SHORT PROBLEM = Without including any pictures, copy each entry below exactly.

Dataset records on visual material =
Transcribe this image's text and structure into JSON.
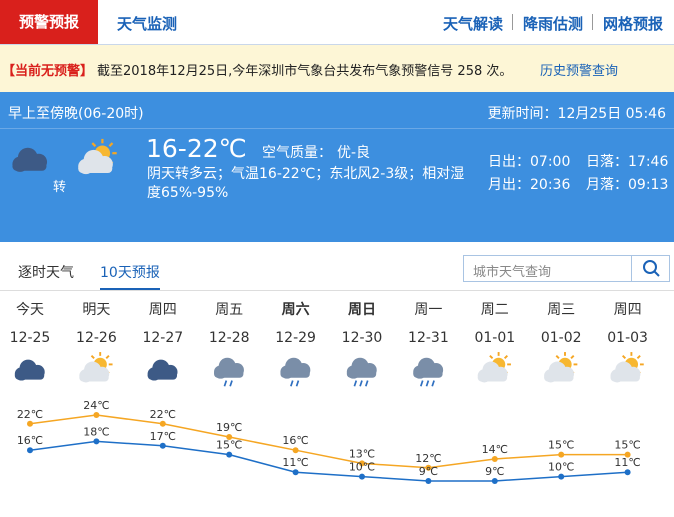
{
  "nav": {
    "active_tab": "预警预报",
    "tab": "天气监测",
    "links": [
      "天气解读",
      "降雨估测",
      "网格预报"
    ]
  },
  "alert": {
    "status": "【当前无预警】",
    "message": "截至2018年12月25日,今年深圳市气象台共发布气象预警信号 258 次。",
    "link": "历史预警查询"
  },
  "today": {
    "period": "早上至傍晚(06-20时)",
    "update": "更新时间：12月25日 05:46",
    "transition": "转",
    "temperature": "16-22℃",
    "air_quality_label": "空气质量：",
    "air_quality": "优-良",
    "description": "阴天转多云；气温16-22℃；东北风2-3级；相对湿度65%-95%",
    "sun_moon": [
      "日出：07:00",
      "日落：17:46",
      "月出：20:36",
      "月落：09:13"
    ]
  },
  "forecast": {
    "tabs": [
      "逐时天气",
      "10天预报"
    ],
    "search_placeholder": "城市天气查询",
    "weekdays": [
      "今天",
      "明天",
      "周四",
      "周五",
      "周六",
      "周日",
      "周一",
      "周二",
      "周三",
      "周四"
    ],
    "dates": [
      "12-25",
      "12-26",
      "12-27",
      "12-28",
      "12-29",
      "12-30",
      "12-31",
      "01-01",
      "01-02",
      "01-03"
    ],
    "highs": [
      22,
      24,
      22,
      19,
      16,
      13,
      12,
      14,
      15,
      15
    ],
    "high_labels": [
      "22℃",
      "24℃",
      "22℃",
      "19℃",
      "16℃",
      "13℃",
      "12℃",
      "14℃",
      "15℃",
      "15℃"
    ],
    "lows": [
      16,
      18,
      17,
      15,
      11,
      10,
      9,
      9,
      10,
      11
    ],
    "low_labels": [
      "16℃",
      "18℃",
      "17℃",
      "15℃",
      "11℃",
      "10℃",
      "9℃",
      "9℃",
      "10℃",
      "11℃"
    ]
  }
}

FINAL RESULT =
Transcribe this image's text and structure into JSON.
{
  "nav": {
    "active_tab": "预警预报",
    "tab": "天气监测",
    "links": [
      "天气解读",
      "降雨估测",
      "网格预报"
    ]
  },
  "alert": {
    "status": "【当前无预警】",
    "message": "截至2018年12月25日,今年深圳市气象台共发布气象预警信号 258 次。",
    "link": "历史预警查询"
  },
  "today": {
    "period": "早上至傍晚(06-20时)",
    "update": "更新时间：12月25日 05:46",
    "transition": "转",
    "temperature": "16-22℃",
    "air_quality_label": "空气质量：",
    "air_quality": "优-良",
    "description": "阴天转多云；气温16-22℃；东北风2-3级；相对湿度65%-95%",
    "sun_moon": [
      "日出：07:00",
      "日落：17:46",
      "月出：20:36",
      "月落：09:13"
    ]
  },
  "forecast": {
    "tabs": [
      "逐时天气",
      "10天预报"
    ],
    "search_placeholder": "城市天气查询",
    "weekdays": [
      "今天",
      "明天",
      "周四",
      "周五",
      "周六",
      "周日",
      "周一",
      "周二",
      "周三",
      "周四"
    ],
    "dates": [
      "12-25",
      "12-26",
      "12-27",
      "12-28",
      "12-29",
      "12-30",
      "12-31",
      "01-01",
      "01-02",
      "01-03"
    ],
    "highs": [
      22,
      24,
      22,
      19,
      16,
      13,
      12,
      14,
      15,
      15
    ],
    "high_labels": [
      "22℃",
      "24℃",
      "22℃",
      "19℃",
      "16℃",
      "13℃",
      "12℃",
      "14℃",
      "15℃",
      "15℃"
    ],
    "lows": [
      16,
      18,
      17,
      15,
      11,
      10,
      9,
      9,
      10,
      11
    ],
    "low_labels": [
      "16℃",
      "18℃",
      "17℃",
      "15℃",
      "11℃",
      "10℃",
      "9℃",
      "9℃",
      "10℃",
      "11℃"
    ]
  }
}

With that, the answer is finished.